→ Goal of the exercise: This exercise calls for duplicating every entry below exactly, without the images.
------ Data extracts
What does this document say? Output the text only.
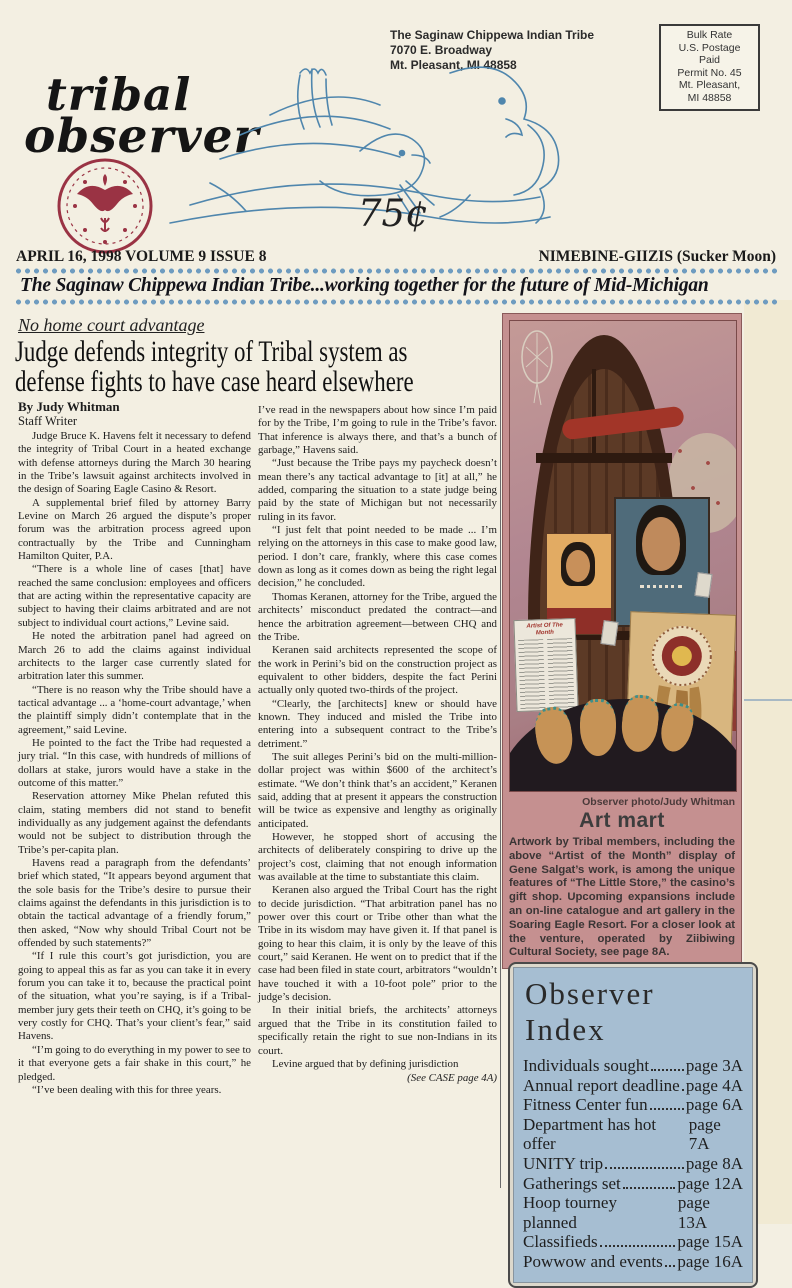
The Saginaw Chippewa Indian Tribe
7070 E. Broadway
Mt. Pleasant, MI 48858
Bulk Rate
U.S. Postage
Paid
Permit No. 45
Mt. Pleasant,
MI 48858
tribal
observer
75¢
APRIL 16, 1998 VOLUME 9 ISSUE 8	NIMEBINE-GIIZIS (Sucker Moon)
The Saginaw Chippewa Indian Tribe...working together for the future of Mid-Michigan
No home court advantage
Judge defends integrity of Tribal system as
defense fights to have case heard elsewhere
By Judy Whitman
Staff Writer

Judge Bruce K. Havens felt it necessary to defend the integrity of Tribal Court in a heated exchange with defense attorneys during the March 30 hearing in the Tribe’s lawsuit against architects involved in the design of Soaring Eagle Casino & Resort.

A supplemental brief filed by attorney Barry Levine on March 26 argued the dispute’s proper forum was the arbitration process agreed upon contractually by the Tribe and Cunningham Hamilton Quiter, P.A.

“There is a whole line of cases [that] have reached the same conclusion: employees and officers that are acting within the representative capacity are subject to having their claims arbitrated and are not subject to individual court actions,” Levine said.

He noted the arbitration panel had agreed on March 26 to add the claims against individual architects to the larger case currently slated for arbitration later this summer.

“There is no reason why the Tribe should have a tactical advantage ... a ‘home-court advantage,’ when the plaintiff simply didn’t contemplate that in the agreement,” said Levine.

He pointed to the fact the Tribe had requested a jury trial. “In this case, with hundreds of millions of dollars at stake, jurors would have a stake in the outcome of this matter.”

Reservation attorney Mike Phelan refuted this claim, stating members did not stand to benefit individually as any judgement against the defendants would not be subject to distribution through the Tribe’s per-capita plan.

Havens read a paragraph from the defendants’ brief which stated, “It appears beyond argument that the sole basis for the Tribe’s desire to pursue their claims against the defendants in this jurisdiction is to obtain the tactical advantage of a friendly forum,” then asked, “Now why should Tribal Court not be offended by such statements?”

“If I rule this court’s got jurisdiction, you are going to appeal this as far as you can take it in every forum you can take it to, because the practical point of the situation, what you’re saying, is if a Tribal-member jury gets their teeth on CHQ, it’s going to be very costly for CHQ. That’s your client’s fear,” said Havens.

“I’m going to do everything in my power to see to it that everyone gets a fair shake in this court,” he pledged.

“I’ve been dealing with this for three years.

I’ve read in the newspapers about how since I’m paid for by the Tribe, I’m going to rule in the Tribe’s favor. That inference is always there, and that’s a bunch of garbage,” Havens said.

“Just because the Tribe pays my paycheck doesn’t mean there’s any tactical advantage to [it] at all,” he added, comparing the situation to a state judge being paid by the state of Michigan but not necessarily ruling in its favor.

“I just felt that point needed to be made ... I’m relying on the attorneys in this case to make good law, period. I don’t care, frankly, where this case comes down as long as it comes down as being the right legal decision,” he concluded.

Thomas Keranen, attorney for the Tribe, argued the architects’ misconduct predated the contract—and hence the arbitration agreement—between CHQ and the Tribe.

Keranen said architects represented the scope of the work in Perini’s bid on the construction project as equivalent to other bidders, despite the fact Perini actually only quoted two-thirds of the project.

“Clearly, the [architects] knew or should have known. They induced and misled the Tribe into entering into a subsequent contract to the Tribe’s detriment.”

The suit alleges Perini’s bid on the multi-million-dollar project was within $600 of the architect’s estimate. “We don’t think that’s an accident,” Keranen said, adding that at present it appears the construction will be twice as expensive and lengthy as originally anticipated.

However, he stopped short of accusing the architects of deliberately conspiring to drive up the project’s cost, claiming that not enough information was available at the time to substantiate this claim.

Keranen also argued the Tribal Court has the right to decide jurisdiction. “That arbitration panel has no power over this court or Tribe other than what the Tribe in its wisdom may have given it. If that panel is going to hear this claim, it is only by the leave of this court,” said Keranen. He went on to predict that if the case had been filed in state court, arbitrators “wouldn’t have touched it with a 10-foot pole” prior to the judge’s decision.

In their initial briefs, the architects’ attorneys argued that the Tribe in its constitution failed to specifically retain the right to sue non-Indians in its court.

Levine argued that by defining jurisdiction

(See CASE page 4A)
Artist Of The Month
Observer photo/Judy Whitman
Art mart
Artwork by Tribal members, including the above “Artist of the Month” display of Gene Salgat’s work, is among the unique features of “The Little Store,” the casino’s gift shop. Upcoming expansions include an on-line catalogue and art gallery in the Soaring Eagle Resort. For a closer look at the venture, operated by Ziibiwing Cultural Society, see page 8A.
Observer Index
Individuals sought page 3A
Annual report deadline page 4A
Fitness Center fun page 6A
Department has hot offer
page 7A
UNITY trip	page 8A
Gatherings set	page 12A
Hoop tourney planned
page 13A
Classifieds	page 15A
Powwow and events page 16A
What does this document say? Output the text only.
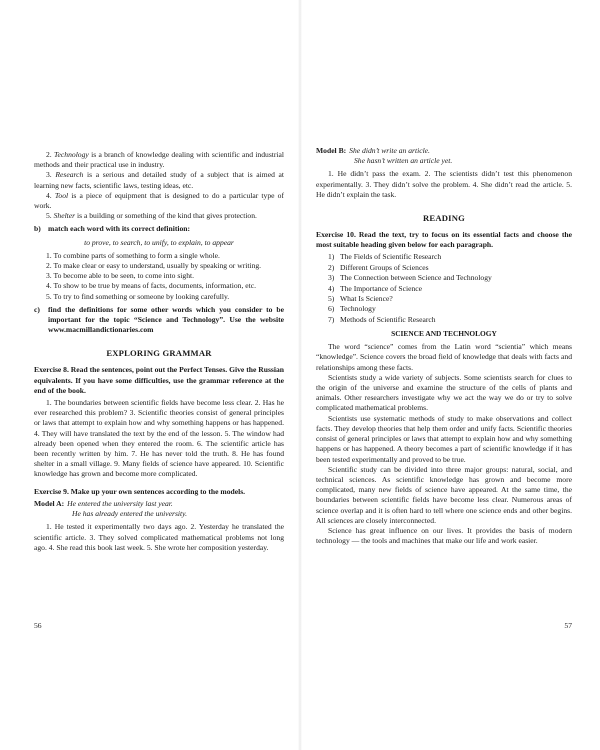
2. Technology is a branch of knowledge dealing with scientific and industrial methods and their practical use in industry.

3. Research is a serious and detailed study of a subject that is aimed at learning new facts, scientific laws, testing ideas, etc.

4. Tool is a piece of equipment that is designed to do a particular type of work.

5. Shelter is a building or something of the kind that gives protection.

b) match each word with its correct definition:

to prove, to search, to unify, to explain, to appear

1. To combine parts of something to form a single whole.
2. To make clear or easy to understand, usually by speaking or writing.
3. To become able to be seen, to come into sight.
4. To show to be true by means of facts, documents, information, etc.
5. To try to find something or someone by looking carefully.
c)	find the definitions for some other words which you consider to be important for the topic “Science and Technology”. Use the website www.macmillandictionaries.com
EXPLORING GRAMMAR

Exercise 8. Read the sentences, point out the Perfect Tenses. Give the Russian equivalents. If you have some difficulties, use the grammar reference at the end of the book.

1. The boundaries between scientific fields have become less clear. 2. Has he ever researched this problem? 3. Scientific theories consist of general principles or laws that attempt to explain how and why something happens or has happened. 4. They will have translated the text by the end of the lesson. 5. The window had already been opened when they entered the room. 6. The scientific article has been recently written by him. 7. He has never told the truth. 8. He has found shelter in a small village. 9. Many fields of science have appeared. 10. Scientific knowledge has grown and become more complicated.

Exercise 9. Make up your own sentences according to the models.

Model A: He entered the university last year.
He has already entered the university.

1. He tested it experimentally two days ago. 2. Yesterday he translated the scientific article. 3. They solved complicated mathematical problems not long ago. 4. She read this book last week. 5. She wrote her composition yesterday.

56
Model B: She didn’t write an article.
She hasn’t written an article yet.

1. He didn’t pass the exam. 2. The scientists didn’t test this phenomenon experimentally. 3. They didn’t solve the problem. 4. She didn’t read the article. 5. He didn’t explain the task.

READING

Exercise 10. Read the text, try to focus on its essential facts and choose the most suitable heading given below for each paragraph.

1) The Fields of Scientific Research
2) Different Groups of Sciences
3) The Connection between Science and Technology
4) The Importance of Science
5) What Is Science?
6) Technology
7) Methods of Scientific Research
SCIENCE AND TECHNOLOGY

The word “science” comes from the Latin word “scientia” which means “knowledge”. Science covers the broad field of knowledge that deals with facts and relationships among these facts.

Scientists study a wide variety of subjects. Some scientists search for clues to the origin of the universe and examine the structure of the cells of plants and animals. Other researchers investigate why we act the way we do or try to solve complicated mathematical problems.

Scientists use systematic methods of study to make observations and collect facts. They develop theories that help them order and unify facts. Scientific theories consist of general principles or laws that attempt to explain how and why something happens or has happened. A theory becomes a part of scientific knowledge if it has been tested experimentally and proved to be true.

Scientific study can be divided into three major groups: natural, social, and technical sciences. As scientific knowledge has grown and become more complicated, many new fields of science have appeared. At the same time, the boundaries between scientific fields have become less clear. Numerous areas of science overlap and it is often hard to tell where one science ends and other begins. All sciences are closely interconnected.

Science has great influence on our lives. It provides the basis of modern technology — the tools and machines that make our life and work easier.

57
------------
→ Answer to the exercise:
What does this document say? Output the text only.
The Saginaw Chippewa Indian Tribe
7070 E. Broadway
Mt. Pleasant, MI 48858
Bulk Rate
U.S. Postage
Paid
Permit No. 45
Mt. Pleasant,
MI 48858
tribal
observer
75¢
APRIL 16, 1998 VOLUME 9 ISSUE 8	NIMEBINE-GIIZIS (Sucker Moon)
The Saginaw Chippewa Indian Tribe...working together for the future of Mid-Michigan
No home court advantage
Judge defends integrity of Tribal system as
defense fights to have case heard elsewhere
By Judy Whitman
Staff Writer

Judge Bruce K. Havens felt it necessary to defend the integrity of Tribal Court in a heated exchange with defense attorneys during the March 30 hearing in the Tribe’s lawsuit against architects involved in the design of Soaring Eagle Casino & Resort.

A supplemental brief filed by attorney Barry Levine on March 26 argued the dispute’s proper forum was the arbitration process agreed upon contractually by the Tribe and Cunningham Hamilton Quiter, P.A.

“There is a whole line of cases [that] have reached the same conclusion: employees and officers that are acting within the representative capacity are subject to having their claims arbitrated and are not subject to individual court actions,” Levine said.

He noted the arbitration panel had agreed on March 26 to add the claims against individual architects to the larger case currently slated for arbitration later this summer.

“There is no reason why the Tribe should have a tactical advantage ... a ‘home-court advantage,’ when the plaintiff simply didn’t contemplate that in the agreement,” said Levine.

He pointed to the fact the Tribe had requested a jury trial. “In this case, with hundreds of millions of dollars at stake, jurors would have a stake in the outcome of this matter.”

Reservation attorney Mike Phelan refuted this claim, stating members did not stand to benefit individually as any judgement against the defendants would not be subject to distribution through the Tribe’s per-capita plan.

Havens read a paragraph from the defendants’ brief which stated, “It appears beyond argument that the sole basis for the Tribe’s desire to pursue their claims against the defendants in this jurisdiction is to obtain the tactical advantage of a friendly forum,” then asked, “Now why should Tribal Court not be offended by such statements?”

“If I rule this court’s got jurisdiction, you are going to appeal this as far as you can take it in every forum you can take it to, because the practical point of the situation, what you’re saying, is if a Tribal-member jury gets their teeth on CHQ, it’s going to be very costly for CHQ. That’s your client’s fear,” said Havens.

“I’m going to do everything in my power to see to it that everyone gets a fair shake in this court,” he pledged.

“I’ve been dealing with this for three years.

I’ve read in the newspapers about how since I’m paid for by the Tribe, I’m going to rule in the Tribe’s favor. That inference is always there, and that’s a bunch of garbage,” Havens said.

“Just because the Tribe pays my paycheck doesn’t mean there’s any tactical advantage to [it] at all,” he added, comparing the situation to a state judge being paid by the state of Michigan but not necessarily ruling in its favor.

“I just felt that point needed to be made ... I’m relying on the attorneys in this case to make good law, period. I don’t care, frankly, where this case comes down as long as it comes down as being the right legal decision,” he concluded.

Thomas Keranen, attorney for the Tribe, argued the architects’ misconduct predated the contract—and hence the arbitration agreement—between CHQ and the Tribe.

Keranen said architects represented the scope of the work in Perini’s bid on the construction project as equivalent to other bidders, despite the fact Perini actually only quoted two-thirds of the project.

“Clearly, the [architects] knew or should have known. They induced and misled the Tribe into entering into a subsequent contract to the Tribe’s detriment.”

The suit alleges Perini’s bid on the multi-million-dollar project was within $600 of the architect’s estimate. “We don’t think that’s an accident,” Keranen said, adding that at present it appears the construction will be twice as expensive and lengthy as originally anticipated.

However, he stopped short of accusing the architects of deliberately conspiring to drive up the project’s cost, claiming that not enough information was available at the time to substantiate this claim.

Keranen also argued the Tribal Court has the right to decide jurisdiction. “That arbitration panel has no power over this court or Tribe other than what the Tribe in its wisdom may have given it. If that panel is going to hear this claim, it is only by the leave of this court,” said Keranen. He went on to predict that if the case had been filed in state court, arbitrators “wouldn’t have touched it with a 10-foot pole” prior to the judge’s decision.

In their initial briefs, the architects’ attorneys argued that the Tribe in its constitution failed to specifically retain the right to sue non-Indians in its court.

Levine argued that by defining jurisdiction

(See CASE page 4A)
Artist Of The Month
Observer photo/Judy Whitman
Art mart
Artwork by Tribal members, including the above “Artist of the Month” display of Gene Salgat’s work, is among the unique features of “The Little Store,” the casino’s gift shop. Upcoming expansions include an on-line catalogue and art gallery in the Soaring Eagle Resort. For a closer look at the venture, operated by Ziibiwing Cultural Society, see page 8A.
Observer Index
Individuals sought page 3A
Annual report deadline page 4A
Fitness Center fun page 6A
Department has hot offer
page 7A
UNITY trip	page 8A
Gatherings set	page 12A
Hoop tourney planned
page 13A
Classifieds	page 15A
Powwow and events page 16A
What does this document say? Output the text only.
2. Technology is a branch of knowledge dealing with scientific and industrial methods and their practical use in industry.

3. Research is a serious and detailed study of a subject that is aimed at learning new facts, scientific laws, testing ideas, etc.

4. Tool is a piece of equipment that is designed to do a particular type of work.

5. Shelter is a building or something of the kind that gives protection.

b) match each word with its correct definition:

to prove, to search, to unify, to explain, to appear

1. To combine parts of something to form a single whole.
2. To make clear or easy to understand, usually by speaking or writing.
3. To become able to be seen, to come into sight.
4. To show to be true by means of facts, documents, information, etc.
5. To try to find something or someone by looking carefully.
c)	find the definitions for some other words which you consider to be important for the topic “Science and Technology”. Use the website www.macmillandictionaries.com
EXPLORING GRAMMAR

Exercise 8. Read the sentences, point out the Perfect Tenses. Give the Russian equivalents. If you have some difficulties, use the grammar reference at the end of the book.

1. The boundaries between scientific fields have become less clear. 2. Has he ever researched this problem? 3. Scientific theories consist of general principles or laws that attempt to explain how and why something happens or has happened. 4. They will have translated the text by the end of the lesson. 5. The window had already been opened when they entered the room. 6. The scientific article has been recently written by him. 7. He has never told the truth. 8. He has found shelter in a small village. 9. Many fields of science have appeared. 10. Scientific knowledge has grown and become more complicated.

Exercise 9. Make up your own sentences according to the models.

Model A: He entered the university last year.
He has already entered the university.

1. He tested it experimentally two days ago. 2. Yesterday he translated the scientific article. 3. They solved complicated mathematical problems not long ago. 4. She read this book last week. 5. She wrote her composition yesterday.

56
Model B: She didn’t write an article.
She hasn’t written an article yet.

1. He didn’t pass the exam. 2. The scientists didn’t test this phenomenon experimentally. 3. They didn’t solve the problem. 4. She didn’t read the article. 5. He didn’t explain the task.

READING

Exercise 10. Read the text, try to focus on its essential facts and choose the most suitable heading given below for each paragraph.

1) The Fields of Scientific Research
2) Different Groups of Sciences
3) The Connection between Science and Technology
4) The Importance of Science
5) What Is Science?
6) Technology
7) Methods of Scientific Research
SCIENCE AND TECHNOLOGY

The word “science” comes from the Latin word “scientia” which means “knowledge”. Science covers the broad field of knowledge that deals with facts and relationships among these facts.

Scientists study a wide variety of subjects. Some scientists search for clues to the origin of the universe and examine the structure of the cells of plants and animals. Other researchers investigate why we act the way we do or try to solve complicated mathematical problems.

Scientists use systematic methods of study to make observations and collect facts. They develop theories that help them order and unify facts. Scientific theories consist of general principles or laws that attempt to explain how and why something happens or has happened. A theory becomes a part of scientific knowledge if it has been tested experimentally and proved to be true.

Scientific study can be divided into three major groups: natural, social, and technical sciences. As scientific knowledge has grown and become more complicated, many new fields of science have appeared. At the same time, the boundaries between scientific fields have become less clear. Numerous areas of science overlap and it is often hard to tell where one science ends and other begins. All sciences are closely interconnected.

Science has great influence on our lives. It provides the basis of modern technology — the tools and machines that make our life and work easier.

57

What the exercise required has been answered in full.